──────── Records shown ────────
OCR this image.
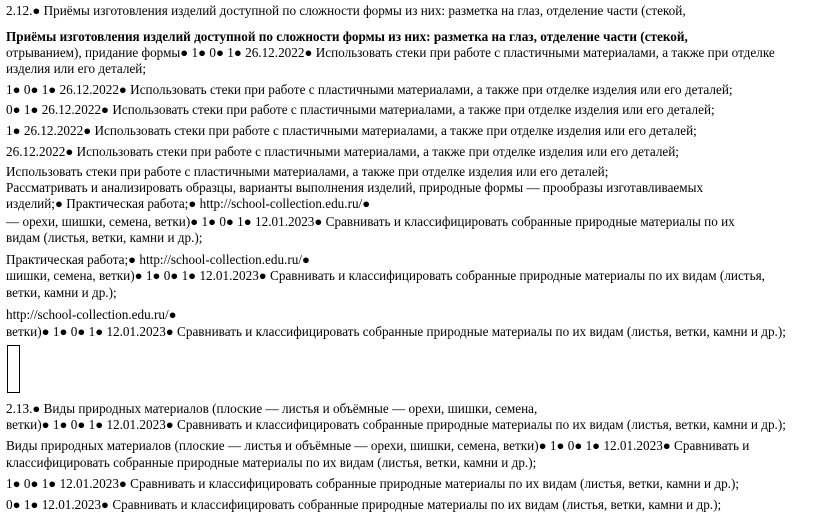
2.12.● Приёмы изготовления изделий доступной по сложности формы из них: разметка на глаз, отделение части (стекой,
Приёмы изготовления изделий доступной по сложности формы из них: разметка на глаз, отделение части (стекой,
отрыванием), придание формы● 1● 0● 1● 26.12.2022● Использовать стеки при работе с пластичными материалами, а также при отделке
изделия или его деталей;
1● 0● 1● 26.12.2022● Использовать стеки при работе с пластичными материалами, а также при отделке изделия или его деталей;
0● 1● 26.12.2022● Использовать стеки при работе с пластичными материалами, а также при отделке изделия или его деталей;
1● 26.12.2022● Использовать стеки при работе с пластичными материалами, а также при отделке изделия или его деталей;
26.12.2022● Использовать стеки при работе с пластичными материалами, а также при отделке изделия или его деталей;
Использовать стеки при работе с пластичными материалами, а также при отделке изделия или его деталей;
Рассматривать и анализировать образцы, варианты выполнения изделий, природные формы — прообразы изготавливаемых
изделий;● Практическая работа;● http://school-collection.edu.ru/●
— орехи, шишки, семена, ветки)● 1● 0● 1● 12.01.2023● Сравнивать и классифицировать собранные природные материалы по их
видам (листья, ветки, камни и др.);
Практическая работа;● http://school-collection.edu.ru/●
шишки, семена, ветки)● 1● 0● 1● 12.01.2023● Сравнивать и классифицировать собранные природные материалы по их видам (листья,
ветки, камни и др.);
http://school-collection.edu.ru/●
ветки)● 1● 0● 1● 12.01.2023● Сравнивать и классифицировать собранные природные материалы по их видам (листья, ветки, камни и др.);
2.13.● Виды природных материалов (плоские — листья и объёмные — орехи, шишки, семена,
ветки)● 1● 0● 1● 12.01.2023● Сравнивать и классифицировать собранные природные материалы по их видам (листья, ветки, камни и др.);
Виды природных материалов (плоские — листья и объёмные — орехи, шишки, семена, ветки)● 1● 0● 1● 12.01.2023● Сравнивать и
классифицировать собранные природные материалы по их видам (листья, ветки, камни и др.);
1● 0● 1● 12.01.2023● Сравнивать и классифицировать собранные природные материалы по их видам (листья, ветки, камни и др.);
0● 1● 12.01.2023● Сравнивать и классифицировать собранные природные материалы по их видам (листья, ветки, камни и др.);
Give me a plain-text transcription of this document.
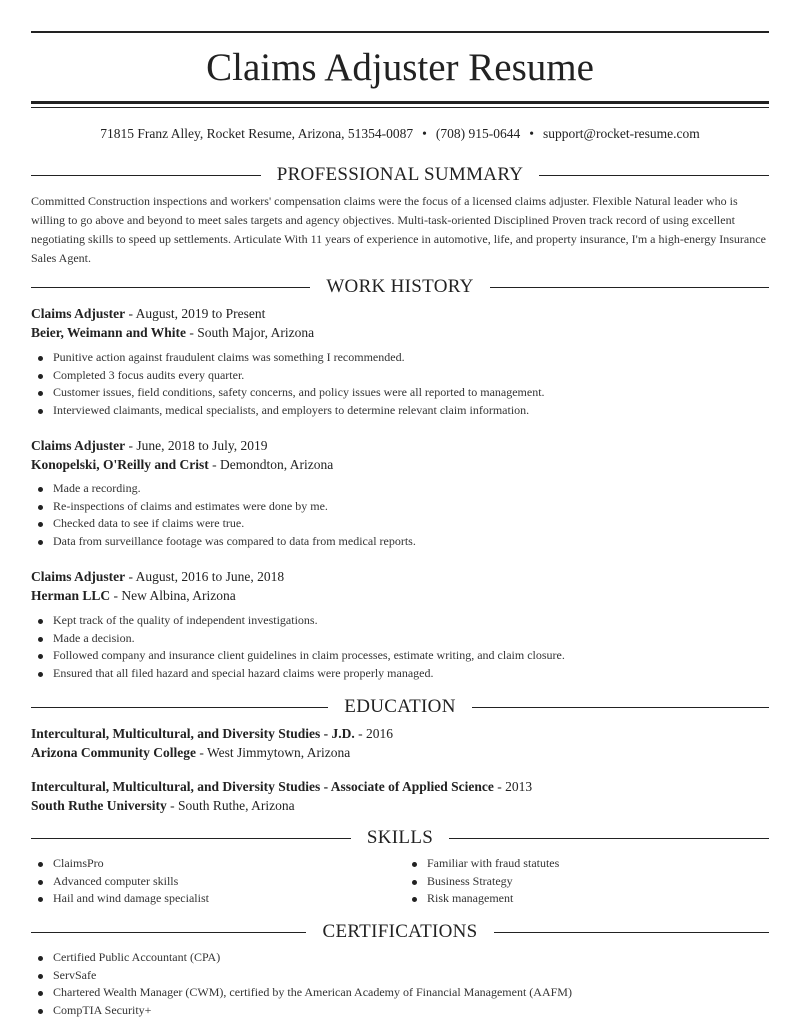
Claims Adjuster Resume
71815 Franz Alley, Rocket Resume, Arizona, 51354-0087 • (708) 915-0644 • support@rocket-resume.com
PROFESSIONAL SUMMARY
Committed Construction inspections and workers' compensation claims were the focus of a licensed claims adjuster. Flexible Natural leader who is willing to go above and beyond to meet sales targets and agency objectives. Multi-task-oriented Disciplined Proven track record of using excellent negotiating skills to speed up settlements. Articulate With 11 years of experience in automotive, life, and property insurance, I'm a high-energy Insurance Sales Agent.
WORK HISTORY
Claims Adjuster - August, 2019 to Present
Beier, Weimann and White - South Major, Arizona
Punitive action against fraudulent claims was something I recommended.
Completed 3 focus audits every quarter.
Customer issues, field conditions, safety concerns, and policy issues were all reported to management.
Interviewed claimants, medical specialists, and employers to determine relevant claim information.
Claims Adjuster - June, 2018 to July, 2019
Konopelski, O'Reilly and Crist - Demondton, Arizona
Made a recording.
Re-inspections of claims and estimates were done by me.
Checked data to see if claims were true.
Data from surveillance footage was compared to data from medical reports.
Claims Adjuster - August, 2016 to June, 2018
Herman LLC - New Albina, Arizona
Kept track of the quality of independent investigations.
Made a decision.
Followed company and insurance client guidelines in claim processes, estimate writing, and claim closure.
Ensured that all filed hazard and special hazard claims were properly managed.
EDUCATION
Intercultural, Multicultural, and Diversity Studies - J.D. - 2016
Arizona Community College - West Jimmytown, Arizona
Intercultural, Multicultural, and Diversity Studies - Associate of Applied Science - 2013
South Ruthe University - South Ruthe, Arizona
SKILLS
ClaimsPro
Advanced computer skills
Hail and wind damage specialist
Familiar with fraud statutes
Business Strategy
Risk management
CERTIFICATIONS
Certified Public Accountant (CPA)
ServSafe
Chartered Wealth Manager (CWM), certified by the American Academy of Financial Management (AAFM)
CompTIA Security+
────────
■ **Task details**
Report the number of lines containing the string "focus" and add nothing to it.

■ **Response to this task**
2